- [EXERCISE BRIEF]
Retype every entry exactly, character for character.

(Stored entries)
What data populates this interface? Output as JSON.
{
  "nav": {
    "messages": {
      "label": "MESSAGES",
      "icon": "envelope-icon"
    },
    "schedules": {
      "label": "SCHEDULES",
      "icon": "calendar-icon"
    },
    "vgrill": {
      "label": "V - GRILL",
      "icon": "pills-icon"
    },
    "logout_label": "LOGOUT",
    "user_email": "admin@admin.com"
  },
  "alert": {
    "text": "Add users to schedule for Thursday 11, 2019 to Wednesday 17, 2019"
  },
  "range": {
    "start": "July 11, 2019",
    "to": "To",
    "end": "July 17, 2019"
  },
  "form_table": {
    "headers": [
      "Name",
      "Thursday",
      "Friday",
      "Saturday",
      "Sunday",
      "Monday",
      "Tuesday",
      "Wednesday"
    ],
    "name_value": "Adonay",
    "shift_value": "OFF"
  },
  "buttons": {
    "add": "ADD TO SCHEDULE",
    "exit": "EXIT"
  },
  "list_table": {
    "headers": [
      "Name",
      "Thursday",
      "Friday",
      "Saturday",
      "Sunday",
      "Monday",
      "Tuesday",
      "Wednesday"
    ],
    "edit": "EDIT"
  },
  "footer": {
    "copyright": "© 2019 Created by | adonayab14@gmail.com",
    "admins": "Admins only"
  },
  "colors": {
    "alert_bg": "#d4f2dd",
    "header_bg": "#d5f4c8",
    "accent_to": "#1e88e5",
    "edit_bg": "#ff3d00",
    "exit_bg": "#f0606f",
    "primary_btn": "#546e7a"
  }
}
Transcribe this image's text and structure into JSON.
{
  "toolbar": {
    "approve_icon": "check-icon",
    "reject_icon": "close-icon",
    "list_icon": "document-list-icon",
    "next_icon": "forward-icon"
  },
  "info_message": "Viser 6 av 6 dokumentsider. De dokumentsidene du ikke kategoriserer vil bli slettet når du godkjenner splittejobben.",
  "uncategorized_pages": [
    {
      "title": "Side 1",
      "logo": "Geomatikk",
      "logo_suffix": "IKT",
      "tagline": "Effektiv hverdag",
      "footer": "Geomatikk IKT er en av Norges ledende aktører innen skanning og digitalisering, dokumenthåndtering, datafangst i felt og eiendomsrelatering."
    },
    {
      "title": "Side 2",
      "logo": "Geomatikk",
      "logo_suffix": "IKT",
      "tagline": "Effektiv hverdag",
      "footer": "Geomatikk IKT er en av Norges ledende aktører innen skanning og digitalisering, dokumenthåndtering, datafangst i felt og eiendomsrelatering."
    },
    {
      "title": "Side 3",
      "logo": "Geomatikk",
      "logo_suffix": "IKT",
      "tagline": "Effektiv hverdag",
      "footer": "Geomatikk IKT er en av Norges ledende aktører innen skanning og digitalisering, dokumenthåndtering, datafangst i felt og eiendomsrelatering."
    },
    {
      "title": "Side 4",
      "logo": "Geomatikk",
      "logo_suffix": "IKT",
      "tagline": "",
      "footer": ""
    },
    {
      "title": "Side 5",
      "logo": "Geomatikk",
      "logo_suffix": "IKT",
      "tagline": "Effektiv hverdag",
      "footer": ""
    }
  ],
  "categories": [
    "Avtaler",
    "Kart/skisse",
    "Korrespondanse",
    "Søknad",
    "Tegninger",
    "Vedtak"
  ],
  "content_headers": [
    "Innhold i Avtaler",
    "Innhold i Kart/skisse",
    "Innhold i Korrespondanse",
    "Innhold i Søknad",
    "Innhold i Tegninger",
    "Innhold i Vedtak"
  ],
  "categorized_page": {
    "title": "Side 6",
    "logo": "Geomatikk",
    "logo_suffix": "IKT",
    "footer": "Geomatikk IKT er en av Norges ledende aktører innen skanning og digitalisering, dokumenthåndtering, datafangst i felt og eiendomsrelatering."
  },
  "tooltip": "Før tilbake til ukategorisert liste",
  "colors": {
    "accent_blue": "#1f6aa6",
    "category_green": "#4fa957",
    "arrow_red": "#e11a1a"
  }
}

- [THE RESULT]
What data populates this interface? Output as JSON.
{
  "nav": {
    "messages": {
      "label": "MESSAGES",
      "icon": "envelope-icon"
    },
    "schedules": {
      "label": "SCHEDULES",
      "icon": "calendar-icon"
    },
    "vgrill": {
      "label": "V - GRILL",
      "icon": "pills-icon"
    },
    "logout_label": "LOGOUT",
    "user_email": "admin@admin.com"
  },
  "alert": {
    "text": "Add users to schedule for Thursday 11, 2019 to Wednesday 17, 2019"
  },
  "range": {
    "start": "July 11, 2019",
    "to": "To",
    "end": "July 17, 2019"
  },
  "form_table": {
    "headers": [
      "Name",
      "Thursday",
      "Friday",
      "Saturday",
      "Sunday",
      "Monday",
      "Tuesday",
      "Wednesday"
    ],
    "name_value": "Adonay",
    "shift_value": "OFF"
  },
  "buttons": {
    "add": "ADD TO SCHEDULE",
    "exit": "EXIT"
  },
  "list_table": {
    "headers": [
      "Name",
      "Thursday",
      "Friday",
      "Saturday",
      "Sunday",
      "Monday",
      "Tuesday",
      "Wednesday"
    ],
    "edit": "EDIT"
  },
  "footer": {
    "copyright": "© 2019 Created by | adonayab14@gmail.com",
    "admins": "Admins only"
  },
  "colors": {
    "alert_bg": "#d4f2dd",
    "header_bg": "#d5f4c8",
    "accent_to": "#1e88e5",
    "edit_bg": "#ff3d00",
    "exit_bg": "#f0606f",
    "primary_btn": "#546e7a"
  }
}
Transcribe this image's text and structure into JSON.
{
  "toolbar": {
    "approve_icon": "check-icon",
    "reject_icon": "close-icon",
    "list_icon": "document-list-icon",
    "next_icon": "forward-icon"
  },
  "info_message": "Viser 6 av 6 dokumentsider. De dokumentsidene du ikke kategoriserer vil bli slettet når du godkjenner splittejobben.",
  "uncategorized_pages": [
    {
      "title": "Side 1",
      "logo": "Geomatikk",
      "logo_suffix": "IKT",
      "tagline": "Effektiv hverdag",
      "footer": "Geomatikk IKT er en av Norges ledende aktører innen skanning og digitalisering, dokumenthåndtering, datafangst i felt og eiendomsrelatering."
    },
    {
      "title": "Side 2",
      "logo": "Geomatikk",
      "logo_suffix": "IKT",
      "tagline": "Effektiv hverdag",
      "footer": "Geomatikk IKT er en av Norges ledende aktører innen skanning og digitalisering, dokumenthåndtering, datafangst i felt og eiendomsrelatering."
    },
    {
      "title": "Side 3",
      "logo": "Geomatikk",
      "logo_suffix": "IKT",
      "tagline": "Effektiv hverdag",
      "footer": "Geomatikk IKT er en av Norges ledende aktører innen skanning og digitalisering, dokumenthåndtering, datafangst i felt og eiendomsrelatering."
    },
    {
      "title": "Side 4",
      "logo": "Geomatikk",
      "logo_suffix": "IKT",
      "tagline": "",
      "footer": ""
    },
    {
      "title": "Side 5",
      "logo": "Geomatikk",
      "logo_suffix": "IKT",
      "tagline": "Effektiv hverdag",
      "footer": ""
    }
  ],
  "categories": [
    "Avtaler",
    "Kart/skisse",
    "Korrespondanse",
    "Søknad",
    "Tegninger",
    "Vedtak"
  ],
  "content_headers": [
    "Innhold i Avtaler",
    "Innhold i Kart/skisse",
    "Innhold i Korrespondanse",
    "Innhold i Søknad",
    "Innhold i Tegninger",
    "Innhold i Vedtak"
  ],
  "categorized_page": {
    "title": "Side 6",
    "logo": "Geomatikk",
    "logo_suffix": "IKT",
    "footer": "Geomatikk IKT er en av Norges ledende aktører innen skanning og digitalisering, dokumenthåndtering, datafangst i felt og eiendomsrelatering."
  },
  "tooltip": "Før tilbake til ukategorisert liste",
  "colors": {
    "accent_blue": "#1f6aa6",
    "category_green": "#4fa957",
    "arrow_red": "#e11a1a"
  }
}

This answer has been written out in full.